* _Objective_:
Rewrite the data from its first line through the line containing "taskbar-copilot[interactable] <box>354 1028", inclusive, with "screenshot" changed to "screen image" and nothing else altered.

**** Data lines ****

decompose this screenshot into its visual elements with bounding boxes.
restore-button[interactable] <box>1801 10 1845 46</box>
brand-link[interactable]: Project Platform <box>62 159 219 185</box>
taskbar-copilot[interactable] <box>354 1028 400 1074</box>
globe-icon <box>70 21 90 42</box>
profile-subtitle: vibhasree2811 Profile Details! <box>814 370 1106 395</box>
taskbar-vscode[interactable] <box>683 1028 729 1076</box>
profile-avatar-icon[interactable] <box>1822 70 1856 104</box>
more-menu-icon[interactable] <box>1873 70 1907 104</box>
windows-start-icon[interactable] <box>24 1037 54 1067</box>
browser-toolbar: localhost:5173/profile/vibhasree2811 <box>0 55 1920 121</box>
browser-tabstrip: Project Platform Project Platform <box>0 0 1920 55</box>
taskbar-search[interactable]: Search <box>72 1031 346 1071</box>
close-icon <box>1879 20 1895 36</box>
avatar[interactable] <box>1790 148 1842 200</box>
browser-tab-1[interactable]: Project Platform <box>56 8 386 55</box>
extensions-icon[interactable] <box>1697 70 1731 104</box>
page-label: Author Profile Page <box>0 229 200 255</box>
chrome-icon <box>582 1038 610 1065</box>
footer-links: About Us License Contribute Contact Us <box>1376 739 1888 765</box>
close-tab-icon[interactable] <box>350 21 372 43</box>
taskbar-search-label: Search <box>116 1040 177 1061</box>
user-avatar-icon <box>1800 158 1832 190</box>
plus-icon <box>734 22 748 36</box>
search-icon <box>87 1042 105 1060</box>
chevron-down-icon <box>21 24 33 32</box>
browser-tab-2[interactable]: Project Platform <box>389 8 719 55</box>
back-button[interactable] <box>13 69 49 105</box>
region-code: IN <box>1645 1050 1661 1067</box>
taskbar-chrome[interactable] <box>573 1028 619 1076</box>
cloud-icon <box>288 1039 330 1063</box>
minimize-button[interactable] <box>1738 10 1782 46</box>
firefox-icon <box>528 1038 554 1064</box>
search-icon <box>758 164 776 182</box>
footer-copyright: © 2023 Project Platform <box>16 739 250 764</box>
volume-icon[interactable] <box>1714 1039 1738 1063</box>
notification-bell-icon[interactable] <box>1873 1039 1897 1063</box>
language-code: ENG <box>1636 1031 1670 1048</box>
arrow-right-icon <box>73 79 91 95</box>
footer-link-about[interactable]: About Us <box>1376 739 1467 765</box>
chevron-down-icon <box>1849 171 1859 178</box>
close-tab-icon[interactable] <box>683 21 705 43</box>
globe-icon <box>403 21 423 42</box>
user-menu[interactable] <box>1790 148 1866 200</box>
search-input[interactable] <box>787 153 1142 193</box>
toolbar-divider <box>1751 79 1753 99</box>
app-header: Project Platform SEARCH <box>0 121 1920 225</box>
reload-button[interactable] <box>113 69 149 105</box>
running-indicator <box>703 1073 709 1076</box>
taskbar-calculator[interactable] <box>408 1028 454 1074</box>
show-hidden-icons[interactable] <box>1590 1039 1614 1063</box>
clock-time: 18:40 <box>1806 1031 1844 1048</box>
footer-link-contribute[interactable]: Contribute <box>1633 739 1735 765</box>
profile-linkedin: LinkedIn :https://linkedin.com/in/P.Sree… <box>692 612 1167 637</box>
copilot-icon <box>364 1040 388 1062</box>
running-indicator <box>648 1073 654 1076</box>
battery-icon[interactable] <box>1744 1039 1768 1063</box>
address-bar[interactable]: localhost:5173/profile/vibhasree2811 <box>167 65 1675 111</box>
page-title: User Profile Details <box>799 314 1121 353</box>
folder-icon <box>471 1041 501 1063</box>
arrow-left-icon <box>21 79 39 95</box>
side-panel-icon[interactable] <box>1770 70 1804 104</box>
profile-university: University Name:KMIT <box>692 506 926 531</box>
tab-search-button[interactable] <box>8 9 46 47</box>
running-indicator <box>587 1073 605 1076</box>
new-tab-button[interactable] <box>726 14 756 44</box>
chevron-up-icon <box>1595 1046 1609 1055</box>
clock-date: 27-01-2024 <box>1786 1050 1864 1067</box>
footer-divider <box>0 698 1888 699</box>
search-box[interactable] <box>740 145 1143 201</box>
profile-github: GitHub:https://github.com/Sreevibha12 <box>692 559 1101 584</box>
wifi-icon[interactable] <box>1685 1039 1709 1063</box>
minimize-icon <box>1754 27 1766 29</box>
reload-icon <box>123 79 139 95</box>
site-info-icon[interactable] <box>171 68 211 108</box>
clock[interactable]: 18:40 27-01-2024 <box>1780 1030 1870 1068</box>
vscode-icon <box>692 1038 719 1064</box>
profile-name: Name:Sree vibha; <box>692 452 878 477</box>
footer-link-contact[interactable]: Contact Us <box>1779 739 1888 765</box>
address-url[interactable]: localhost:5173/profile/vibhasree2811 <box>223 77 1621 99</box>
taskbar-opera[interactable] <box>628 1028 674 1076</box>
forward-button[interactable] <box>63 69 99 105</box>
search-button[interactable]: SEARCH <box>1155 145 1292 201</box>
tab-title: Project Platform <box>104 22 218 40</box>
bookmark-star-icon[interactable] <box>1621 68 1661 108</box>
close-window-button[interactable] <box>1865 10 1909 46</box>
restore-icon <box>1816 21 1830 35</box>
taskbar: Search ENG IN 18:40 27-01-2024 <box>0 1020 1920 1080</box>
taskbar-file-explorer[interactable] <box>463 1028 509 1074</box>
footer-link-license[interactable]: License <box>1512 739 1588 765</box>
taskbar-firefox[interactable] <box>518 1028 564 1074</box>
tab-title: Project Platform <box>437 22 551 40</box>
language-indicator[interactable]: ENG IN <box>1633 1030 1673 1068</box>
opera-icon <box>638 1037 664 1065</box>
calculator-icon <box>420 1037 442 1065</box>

****

* _Finished exercise_:
decompose this screen image into its visual elements with bounding boxes.
restore-button[interactable] <box>1801 10 1845 46</box>
brand-link[interactable]: Project Platform <box>62 159 219 185</box>
taskbar-copilot[interactable] <box>354 1028 400 1074</box>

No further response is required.